• [Exercise requirements]: State the number of lines below in which the word "طليق" appears. Nothing else belongs in the answer.

---------- Task input ----------

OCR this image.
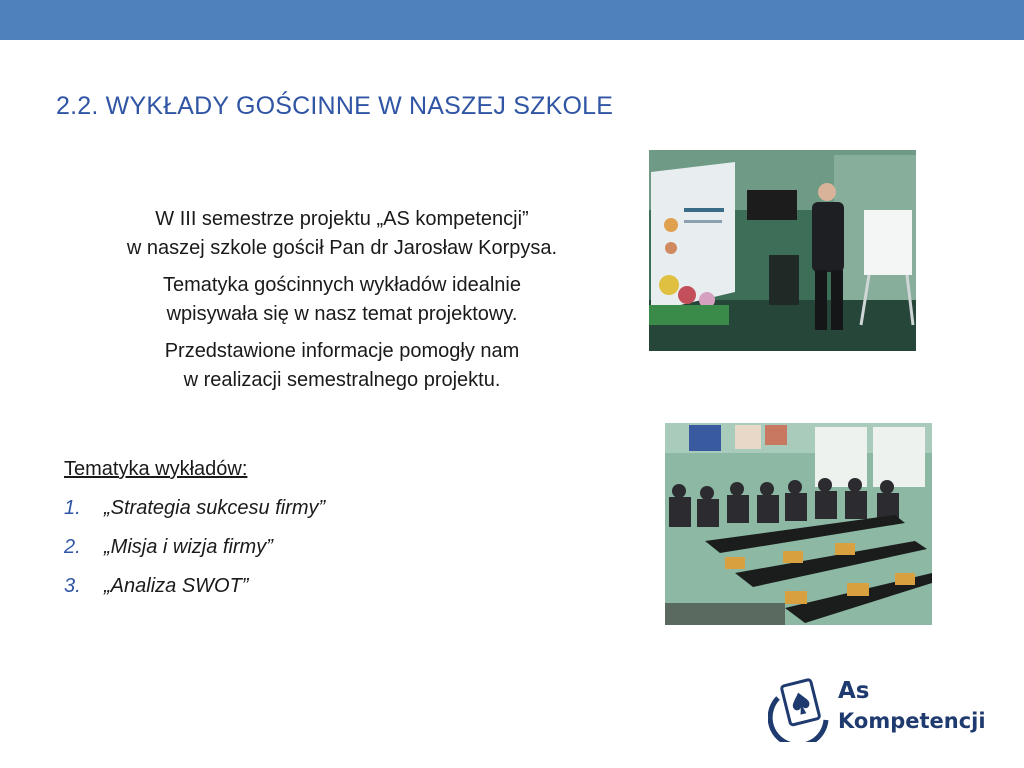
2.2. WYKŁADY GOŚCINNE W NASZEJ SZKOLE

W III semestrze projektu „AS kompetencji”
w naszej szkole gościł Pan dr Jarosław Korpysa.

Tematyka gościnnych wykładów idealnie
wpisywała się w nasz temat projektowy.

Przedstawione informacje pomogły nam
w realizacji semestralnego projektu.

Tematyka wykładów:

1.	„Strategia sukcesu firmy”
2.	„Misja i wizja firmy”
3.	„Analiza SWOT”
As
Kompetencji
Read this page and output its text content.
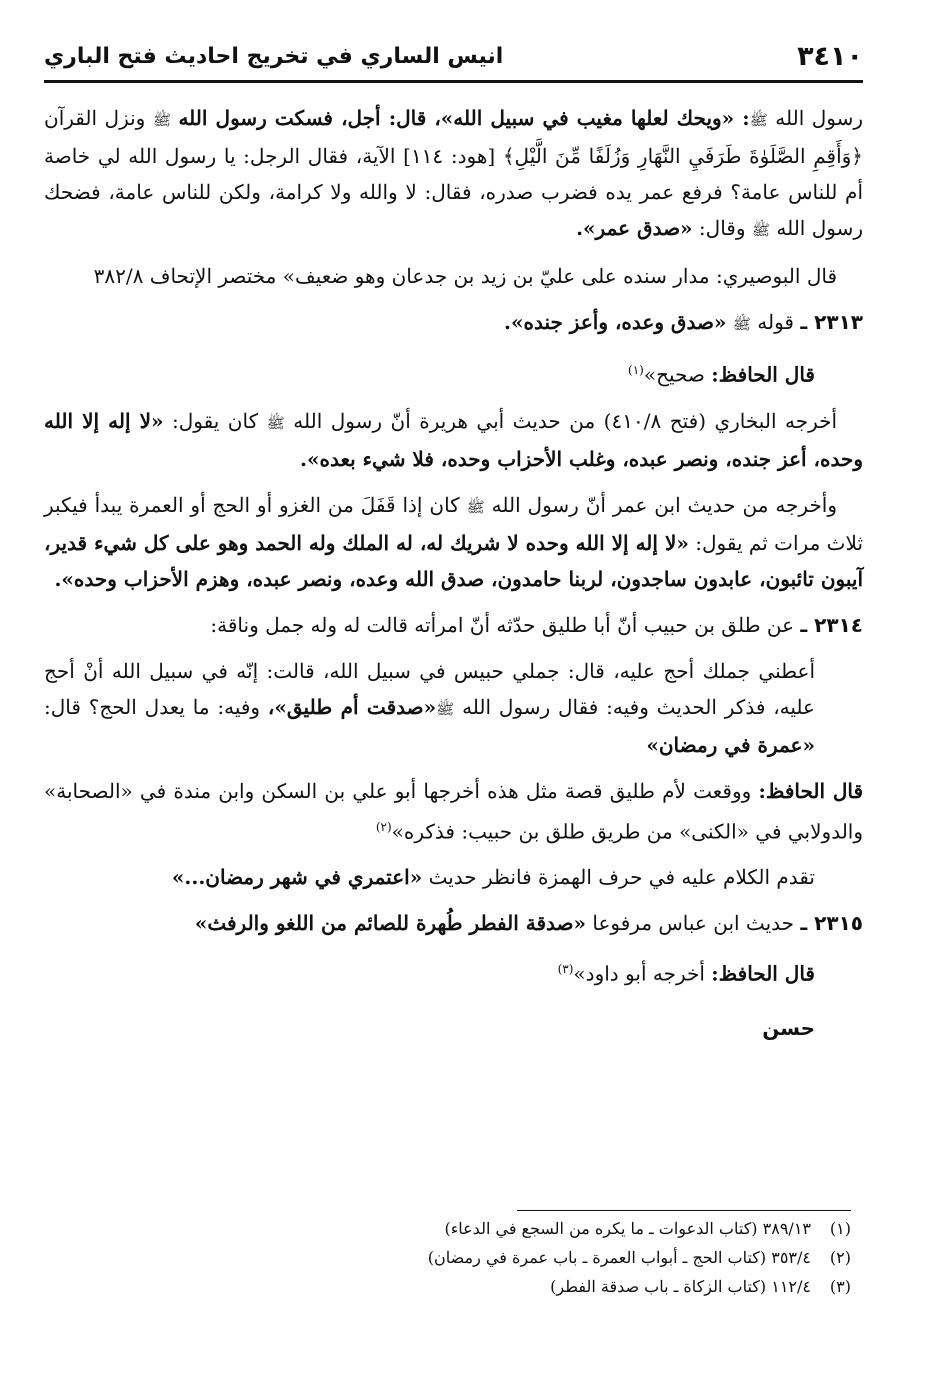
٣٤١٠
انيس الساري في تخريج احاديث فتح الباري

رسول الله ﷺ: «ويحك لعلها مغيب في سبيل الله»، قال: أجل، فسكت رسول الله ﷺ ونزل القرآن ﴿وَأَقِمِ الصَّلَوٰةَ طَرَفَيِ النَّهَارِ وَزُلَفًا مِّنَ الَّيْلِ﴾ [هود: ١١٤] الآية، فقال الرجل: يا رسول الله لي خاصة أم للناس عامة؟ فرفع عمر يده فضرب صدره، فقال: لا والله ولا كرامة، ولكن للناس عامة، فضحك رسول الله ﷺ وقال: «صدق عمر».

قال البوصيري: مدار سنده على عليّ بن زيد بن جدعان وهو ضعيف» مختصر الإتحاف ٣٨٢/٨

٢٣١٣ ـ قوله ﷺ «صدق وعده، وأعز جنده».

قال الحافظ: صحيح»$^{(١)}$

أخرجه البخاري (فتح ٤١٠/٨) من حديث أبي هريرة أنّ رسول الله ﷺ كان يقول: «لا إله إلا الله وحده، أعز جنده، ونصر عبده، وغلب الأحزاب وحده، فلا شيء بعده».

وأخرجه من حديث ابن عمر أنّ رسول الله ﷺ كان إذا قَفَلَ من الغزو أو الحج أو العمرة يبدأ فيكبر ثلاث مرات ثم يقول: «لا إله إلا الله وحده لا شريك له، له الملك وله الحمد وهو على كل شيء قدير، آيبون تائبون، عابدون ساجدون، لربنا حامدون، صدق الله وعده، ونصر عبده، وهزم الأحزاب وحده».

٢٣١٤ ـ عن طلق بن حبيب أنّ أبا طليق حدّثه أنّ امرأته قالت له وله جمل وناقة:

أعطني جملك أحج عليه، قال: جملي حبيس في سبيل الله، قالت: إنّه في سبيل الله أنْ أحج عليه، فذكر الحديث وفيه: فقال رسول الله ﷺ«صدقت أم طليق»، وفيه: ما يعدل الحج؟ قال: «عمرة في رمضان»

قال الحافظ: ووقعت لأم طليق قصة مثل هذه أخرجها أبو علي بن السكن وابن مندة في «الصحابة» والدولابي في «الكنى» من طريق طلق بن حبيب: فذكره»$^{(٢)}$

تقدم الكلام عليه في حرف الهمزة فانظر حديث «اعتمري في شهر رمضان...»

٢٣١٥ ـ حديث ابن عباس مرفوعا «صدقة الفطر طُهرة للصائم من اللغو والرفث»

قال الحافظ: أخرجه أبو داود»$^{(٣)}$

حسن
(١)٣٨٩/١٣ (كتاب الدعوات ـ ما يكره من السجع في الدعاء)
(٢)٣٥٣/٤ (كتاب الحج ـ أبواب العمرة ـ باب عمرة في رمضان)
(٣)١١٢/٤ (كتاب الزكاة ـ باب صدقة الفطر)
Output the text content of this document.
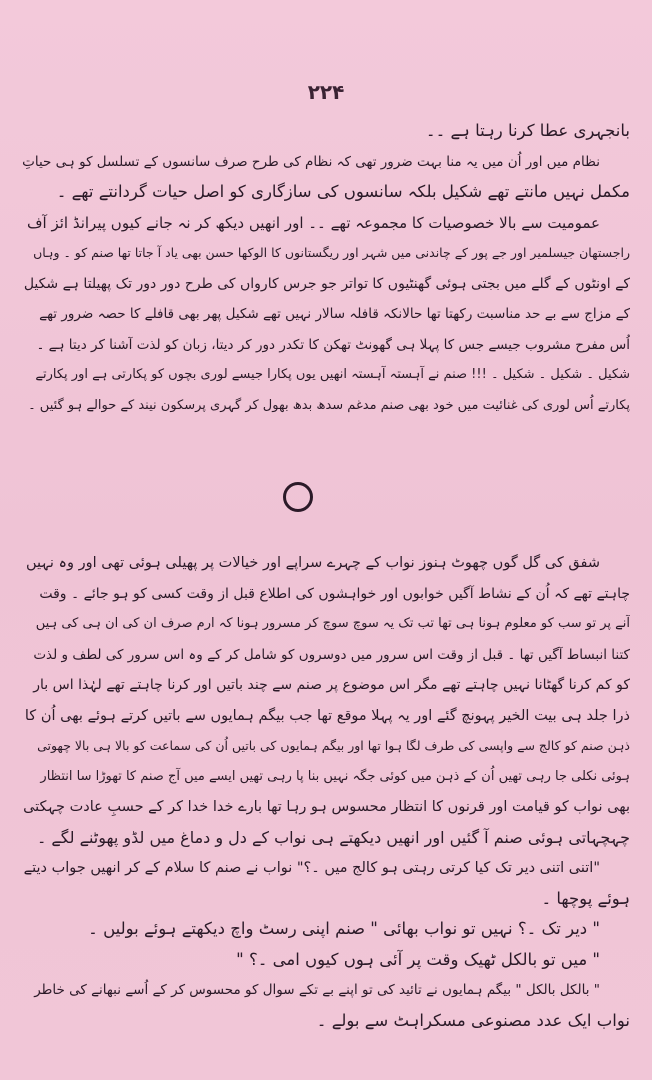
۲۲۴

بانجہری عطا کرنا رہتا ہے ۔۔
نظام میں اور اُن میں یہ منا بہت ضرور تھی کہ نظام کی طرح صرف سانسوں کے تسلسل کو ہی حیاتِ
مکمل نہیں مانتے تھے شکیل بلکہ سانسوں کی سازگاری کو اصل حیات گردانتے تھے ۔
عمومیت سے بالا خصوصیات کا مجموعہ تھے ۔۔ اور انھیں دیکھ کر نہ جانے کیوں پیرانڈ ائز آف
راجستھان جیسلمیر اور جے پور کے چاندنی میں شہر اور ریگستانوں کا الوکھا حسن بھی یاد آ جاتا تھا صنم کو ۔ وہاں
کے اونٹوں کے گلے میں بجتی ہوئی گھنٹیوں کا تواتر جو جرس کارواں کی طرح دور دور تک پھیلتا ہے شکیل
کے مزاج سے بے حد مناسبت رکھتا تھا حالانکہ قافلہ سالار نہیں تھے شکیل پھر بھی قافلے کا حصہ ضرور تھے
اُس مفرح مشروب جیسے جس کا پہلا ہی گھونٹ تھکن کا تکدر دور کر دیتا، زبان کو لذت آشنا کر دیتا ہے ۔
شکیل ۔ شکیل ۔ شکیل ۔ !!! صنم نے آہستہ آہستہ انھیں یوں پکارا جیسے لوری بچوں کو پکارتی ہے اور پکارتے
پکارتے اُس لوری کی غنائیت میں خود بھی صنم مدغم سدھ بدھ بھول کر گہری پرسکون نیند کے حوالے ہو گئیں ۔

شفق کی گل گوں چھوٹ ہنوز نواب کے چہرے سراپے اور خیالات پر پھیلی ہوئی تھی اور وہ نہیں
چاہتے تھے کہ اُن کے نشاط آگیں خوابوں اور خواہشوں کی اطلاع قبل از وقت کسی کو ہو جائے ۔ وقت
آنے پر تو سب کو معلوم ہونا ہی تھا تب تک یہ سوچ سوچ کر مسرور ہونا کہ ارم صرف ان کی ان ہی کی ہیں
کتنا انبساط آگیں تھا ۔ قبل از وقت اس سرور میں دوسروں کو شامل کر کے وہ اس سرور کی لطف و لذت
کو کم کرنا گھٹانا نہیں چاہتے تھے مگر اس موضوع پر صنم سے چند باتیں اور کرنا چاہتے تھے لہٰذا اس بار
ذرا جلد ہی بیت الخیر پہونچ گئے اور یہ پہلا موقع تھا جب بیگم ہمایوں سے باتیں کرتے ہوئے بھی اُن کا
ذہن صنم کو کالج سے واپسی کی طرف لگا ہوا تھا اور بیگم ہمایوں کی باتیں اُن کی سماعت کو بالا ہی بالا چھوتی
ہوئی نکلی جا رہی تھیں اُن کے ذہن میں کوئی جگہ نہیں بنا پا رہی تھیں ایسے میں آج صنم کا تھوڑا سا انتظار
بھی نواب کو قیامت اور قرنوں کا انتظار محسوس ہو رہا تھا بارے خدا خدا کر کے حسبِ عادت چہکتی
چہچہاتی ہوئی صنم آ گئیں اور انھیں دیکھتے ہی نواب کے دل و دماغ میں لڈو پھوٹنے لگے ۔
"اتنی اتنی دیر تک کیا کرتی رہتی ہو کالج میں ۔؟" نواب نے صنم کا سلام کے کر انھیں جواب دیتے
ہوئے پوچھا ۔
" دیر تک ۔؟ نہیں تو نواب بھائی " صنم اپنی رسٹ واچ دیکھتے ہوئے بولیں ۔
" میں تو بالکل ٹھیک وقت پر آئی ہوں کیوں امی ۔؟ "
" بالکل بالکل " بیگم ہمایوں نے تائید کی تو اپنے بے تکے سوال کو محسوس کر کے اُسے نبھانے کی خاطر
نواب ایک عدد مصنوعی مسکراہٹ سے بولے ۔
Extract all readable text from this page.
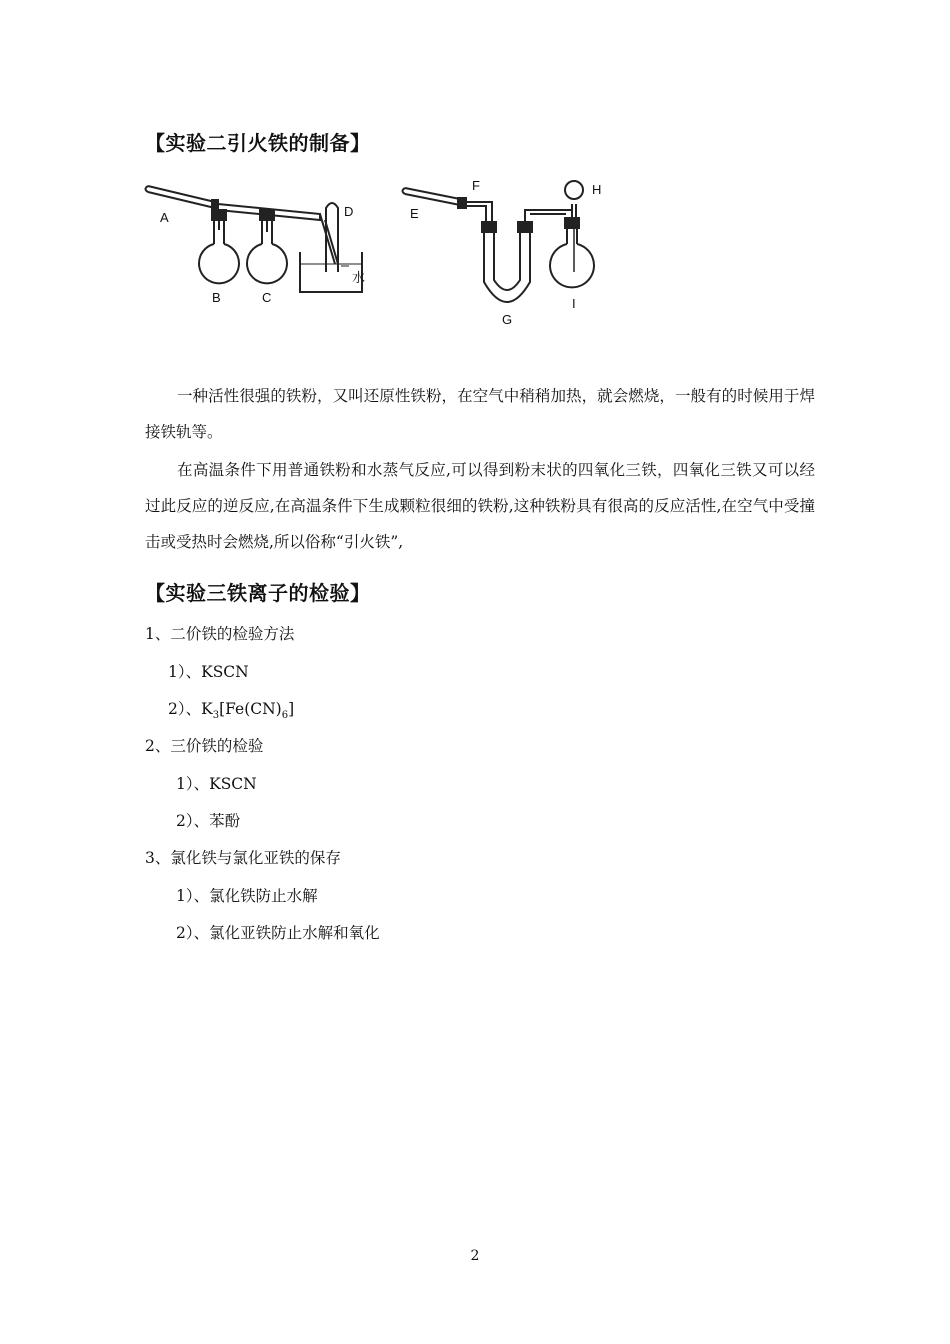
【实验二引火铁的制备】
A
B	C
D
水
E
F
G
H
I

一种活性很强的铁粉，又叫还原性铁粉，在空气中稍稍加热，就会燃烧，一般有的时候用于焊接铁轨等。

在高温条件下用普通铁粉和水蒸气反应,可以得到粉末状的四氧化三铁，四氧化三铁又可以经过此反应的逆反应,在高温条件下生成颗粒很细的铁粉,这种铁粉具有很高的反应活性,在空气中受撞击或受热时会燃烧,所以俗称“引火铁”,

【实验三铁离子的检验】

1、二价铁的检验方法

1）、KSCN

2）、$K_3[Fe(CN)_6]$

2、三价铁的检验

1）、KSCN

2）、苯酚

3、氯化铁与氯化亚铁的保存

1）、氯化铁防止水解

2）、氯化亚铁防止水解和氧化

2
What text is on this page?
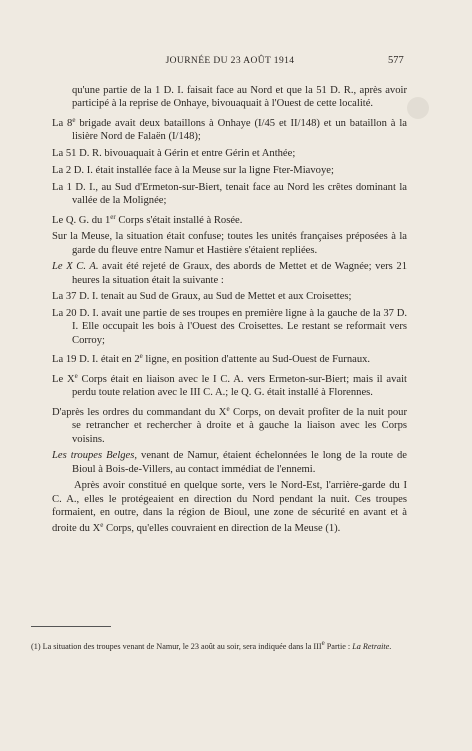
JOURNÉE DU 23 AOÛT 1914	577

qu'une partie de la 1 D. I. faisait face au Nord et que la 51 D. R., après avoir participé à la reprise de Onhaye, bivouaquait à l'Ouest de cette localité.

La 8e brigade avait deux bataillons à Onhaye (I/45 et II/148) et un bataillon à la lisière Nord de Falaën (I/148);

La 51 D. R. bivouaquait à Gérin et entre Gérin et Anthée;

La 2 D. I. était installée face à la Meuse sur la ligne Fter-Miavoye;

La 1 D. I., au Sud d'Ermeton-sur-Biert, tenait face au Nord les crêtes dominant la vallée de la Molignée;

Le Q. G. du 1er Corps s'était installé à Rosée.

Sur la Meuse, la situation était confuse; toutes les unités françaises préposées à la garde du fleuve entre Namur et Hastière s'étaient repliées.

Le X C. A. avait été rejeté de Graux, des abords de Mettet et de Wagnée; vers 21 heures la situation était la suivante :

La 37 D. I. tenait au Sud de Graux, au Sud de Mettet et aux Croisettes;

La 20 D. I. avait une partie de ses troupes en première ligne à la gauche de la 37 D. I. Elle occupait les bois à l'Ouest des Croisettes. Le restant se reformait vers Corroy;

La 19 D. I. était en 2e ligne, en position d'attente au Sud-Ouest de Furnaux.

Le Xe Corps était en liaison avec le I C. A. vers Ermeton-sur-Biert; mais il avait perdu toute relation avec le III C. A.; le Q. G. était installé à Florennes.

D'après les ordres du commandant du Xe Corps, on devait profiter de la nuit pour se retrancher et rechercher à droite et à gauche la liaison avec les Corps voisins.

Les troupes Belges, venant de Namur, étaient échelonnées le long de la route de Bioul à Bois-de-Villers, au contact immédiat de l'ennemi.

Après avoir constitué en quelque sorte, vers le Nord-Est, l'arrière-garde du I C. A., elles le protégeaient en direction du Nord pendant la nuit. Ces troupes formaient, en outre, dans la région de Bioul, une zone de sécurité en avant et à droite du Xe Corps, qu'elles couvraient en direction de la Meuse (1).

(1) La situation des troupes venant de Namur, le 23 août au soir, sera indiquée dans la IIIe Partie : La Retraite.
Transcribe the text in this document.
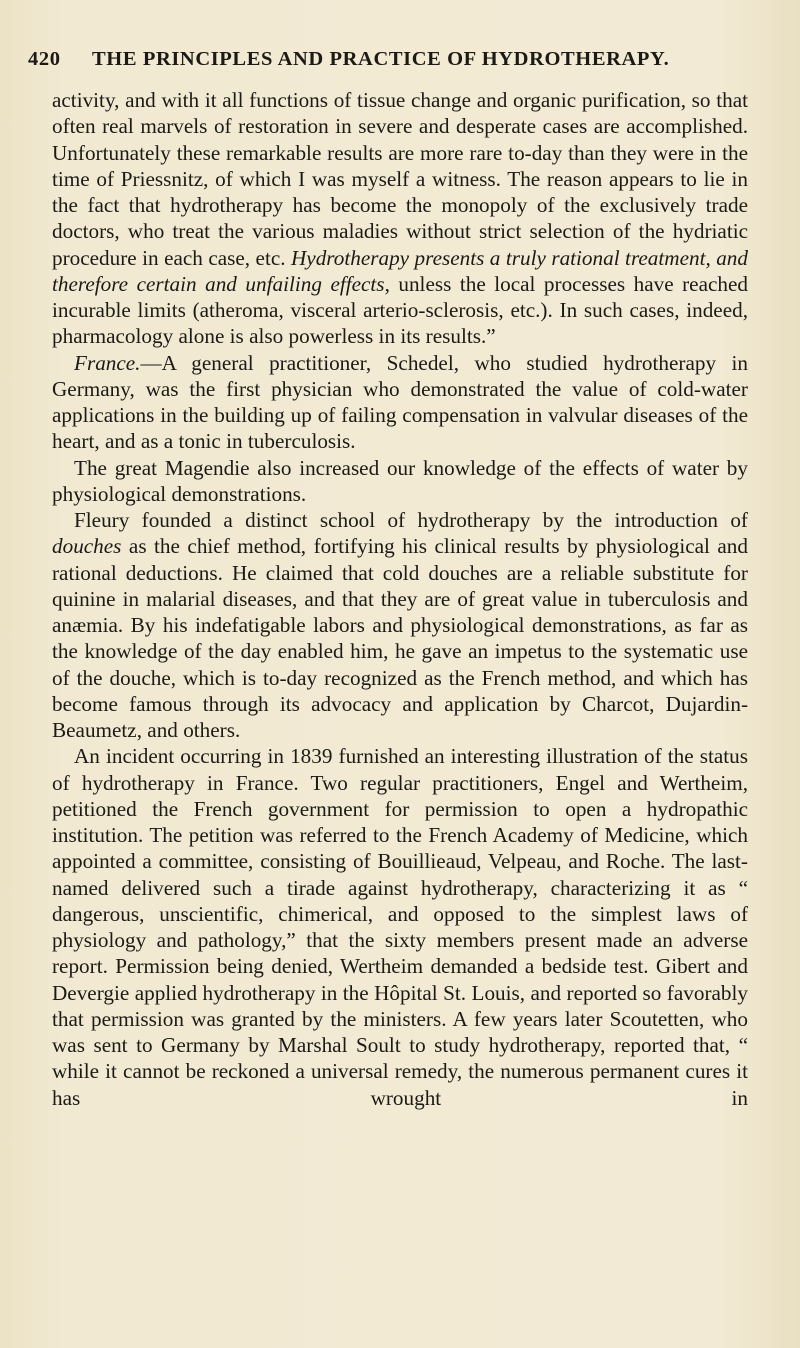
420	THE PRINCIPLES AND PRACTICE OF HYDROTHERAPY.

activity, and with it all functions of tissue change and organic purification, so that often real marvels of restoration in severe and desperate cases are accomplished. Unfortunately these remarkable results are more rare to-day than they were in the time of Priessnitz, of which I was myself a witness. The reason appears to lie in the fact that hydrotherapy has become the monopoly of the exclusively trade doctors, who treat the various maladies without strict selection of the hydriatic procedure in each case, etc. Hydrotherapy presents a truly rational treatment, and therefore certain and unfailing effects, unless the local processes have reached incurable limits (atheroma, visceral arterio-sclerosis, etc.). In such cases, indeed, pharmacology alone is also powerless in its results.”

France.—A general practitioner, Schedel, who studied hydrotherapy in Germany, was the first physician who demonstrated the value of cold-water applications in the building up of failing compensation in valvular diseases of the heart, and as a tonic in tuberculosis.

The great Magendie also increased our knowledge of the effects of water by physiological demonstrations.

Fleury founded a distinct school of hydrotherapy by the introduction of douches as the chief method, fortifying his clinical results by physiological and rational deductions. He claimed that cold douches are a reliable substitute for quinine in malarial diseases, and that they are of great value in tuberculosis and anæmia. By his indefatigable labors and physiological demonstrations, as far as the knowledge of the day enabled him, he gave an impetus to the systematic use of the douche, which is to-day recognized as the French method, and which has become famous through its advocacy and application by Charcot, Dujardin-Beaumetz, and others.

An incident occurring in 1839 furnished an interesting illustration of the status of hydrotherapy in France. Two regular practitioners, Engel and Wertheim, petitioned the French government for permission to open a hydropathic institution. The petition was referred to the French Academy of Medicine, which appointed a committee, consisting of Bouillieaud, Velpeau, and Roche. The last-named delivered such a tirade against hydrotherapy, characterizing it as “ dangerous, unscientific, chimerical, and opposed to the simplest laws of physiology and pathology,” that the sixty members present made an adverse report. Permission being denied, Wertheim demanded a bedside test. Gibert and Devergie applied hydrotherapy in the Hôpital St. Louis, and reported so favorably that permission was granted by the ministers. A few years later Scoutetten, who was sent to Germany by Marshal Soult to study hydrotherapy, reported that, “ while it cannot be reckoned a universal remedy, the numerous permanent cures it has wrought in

----------

• [Solution to this task]: 3